== The records

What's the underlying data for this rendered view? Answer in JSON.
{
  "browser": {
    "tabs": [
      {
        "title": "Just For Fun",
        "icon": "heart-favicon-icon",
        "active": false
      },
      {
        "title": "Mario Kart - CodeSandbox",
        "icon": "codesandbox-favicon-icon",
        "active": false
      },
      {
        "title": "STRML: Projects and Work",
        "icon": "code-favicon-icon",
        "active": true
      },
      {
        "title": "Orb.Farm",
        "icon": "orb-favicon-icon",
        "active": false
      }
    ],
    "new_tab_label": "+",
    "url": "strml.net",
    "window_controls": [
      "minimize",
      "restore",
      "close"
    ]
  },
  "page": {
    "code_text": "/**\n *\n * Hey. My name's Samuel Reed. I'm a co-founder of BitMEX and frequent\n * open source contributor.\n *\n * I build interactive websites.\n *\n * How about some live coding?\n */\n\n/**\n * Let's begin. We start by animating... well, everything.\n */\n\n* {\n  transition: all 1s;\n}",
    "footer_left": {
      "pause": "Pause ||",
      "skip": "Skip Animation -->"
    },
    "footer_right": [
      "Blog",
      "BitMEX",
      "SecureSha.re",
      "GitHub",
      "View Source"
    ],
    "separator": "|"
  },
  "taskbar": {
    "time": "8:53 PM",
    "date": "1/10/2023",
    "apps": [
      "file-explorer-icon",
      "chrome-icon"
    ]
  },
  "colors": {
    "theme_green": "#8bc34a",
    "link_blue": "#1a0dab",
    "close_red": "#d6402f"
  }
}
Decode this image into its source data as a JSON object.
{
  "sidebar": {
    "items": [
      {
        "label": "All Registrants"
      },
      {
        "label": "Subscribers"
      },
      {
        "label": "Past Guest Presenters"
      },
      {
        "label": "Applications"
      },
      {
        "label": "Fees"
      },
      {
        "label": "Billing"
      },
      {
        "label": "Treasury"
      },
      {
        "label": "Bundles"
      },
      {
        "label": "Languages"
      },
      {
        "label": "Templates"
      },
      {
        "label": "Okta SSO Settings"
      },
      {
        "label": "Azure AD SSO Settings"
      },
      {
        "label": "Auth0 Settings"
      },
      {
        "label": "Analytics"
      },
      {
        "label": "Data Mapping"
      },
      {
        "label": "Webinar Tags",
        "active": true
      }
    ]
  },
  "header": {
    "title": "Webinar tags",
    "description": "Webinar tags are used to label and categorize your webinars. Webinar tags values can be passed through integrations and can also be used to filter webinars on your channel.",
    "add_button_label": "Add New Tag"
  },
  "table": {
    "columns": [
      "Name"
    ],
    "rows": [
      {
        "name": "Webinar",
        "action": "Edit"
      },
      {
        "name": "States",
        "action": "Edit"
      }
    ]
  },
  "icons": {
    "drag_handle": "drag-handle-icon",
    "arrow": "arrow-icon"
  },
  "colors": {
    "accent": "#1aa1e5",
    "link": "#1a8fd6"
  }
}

====

__Exercise__. The listing above must be transcribed exactly, line by line.

__Full response__.
What's the underlying data for this rendered view? Answer in JSON.
{
  "browser": {
    "tabs": [
      {
        "title": "Just For Fun",
        "icon": "heart-favicon-icon",
        "active": false
      },
      {
        "title": "Mario Kart - CodeSandbox",
        "icon": "codesandbox-favicon-icon",
        "active": false
      },
      {
        "title": "STRML: Projects and Work",
        "icon": "code-favicon-icon",
        "active": true
      },
      {
        "title": "Orb.Farm",
        "icon": "orb-favicon-icon",
        "active": false
      }
    ],
    "new_tab_label": "+",
    "url": "strml.net",
    "window_controls": [
      "minimize",
      "restore",
      "close"
    ]
  },
  "page": {
    "code_text": "/**\n *\n * Hey. My name's Samuel Reed. I'm a co-founder of BitMEX and frequent\n * open source contributor.\n *\n * I build interactive websites.\n *\n * How about some live coding?\n */\n\n/**\n * Let's begin. We start by animating... well, everything.\n */\n\n* {\n  transition: all 1s;\n}",
    "footer_left": {
      "pause": "Pause ||",
      "skip": "Skip Animation -->"
    },
    "footer_right": [
      "Blog",
      "BitMEX",
      "SecureSha.re",
      "GitHub",
      "View Source"
    ],
    "separator": "|"
  },
  "taskbar": {
    "time": "8:53 PM",
    "date": "1/10/2023",
    "apps": [
      "file-explorer-icon",
      "chrome-icon"
    ]
  },
  "colors": {
    "theme_green": "#8bc34a",
    "link_blue": "#1a0dab",
    "close_red": "#d6402f"
  }
}
Decode this image into its source data as a JSON object.
{
  "sidebar": {
    "items": [
      {
        "label": "All Registrants"
      },
      {
        "label": "Subscribers"
      },
      {
        "label": "Past Guest Presenters"
      },
      {
        "label": "Applications"
      },
      {
        "label": "Fees"
      },
      {
        "label": "Billing"
      },
      {
        "label": "Treasury"
      },
      {
        "label": "Bundles"
      },
      {
        "label": "Languages"
      },
      {
        "label": "Templates"
      },
      {
        "label": "Okta SSO Settings"
      },
      {
        "label": "Azure AD SSO Settings"
      },
      {
        "label": "Auth0 Settings"
      },
      {
        "label": "Analytics"
      },
      {
        "label": "Data Mapping"
      },
      {
        "label": "Webinar Tags",
        "active": true
      }
    ]
  },
  "header": {
    "title": "Webinar tags",
    "description": "Webinar tags are used to label and categorize your webinars. Webinar tags values can be passed through integrations and can also be used to filter webinars on your channel.",
    "add_button_label": "Add New Tag"
  },
  "table": {
    "columns": [
      "Name"
    ],
    "rows": [
      {
        "name": "Webinar",
        "action": "Edit"
      },
      {
        "name": "States",
        "action": "Edit"
      }
    ]
  },
  "icons": {
    "drag_handle": "drag-handle-icon",
    "arrow": "arrow-icon"
  },
  "colors": {
    "accent": "#1aa1e5",
    "link": "#1a8fd6"
  }
}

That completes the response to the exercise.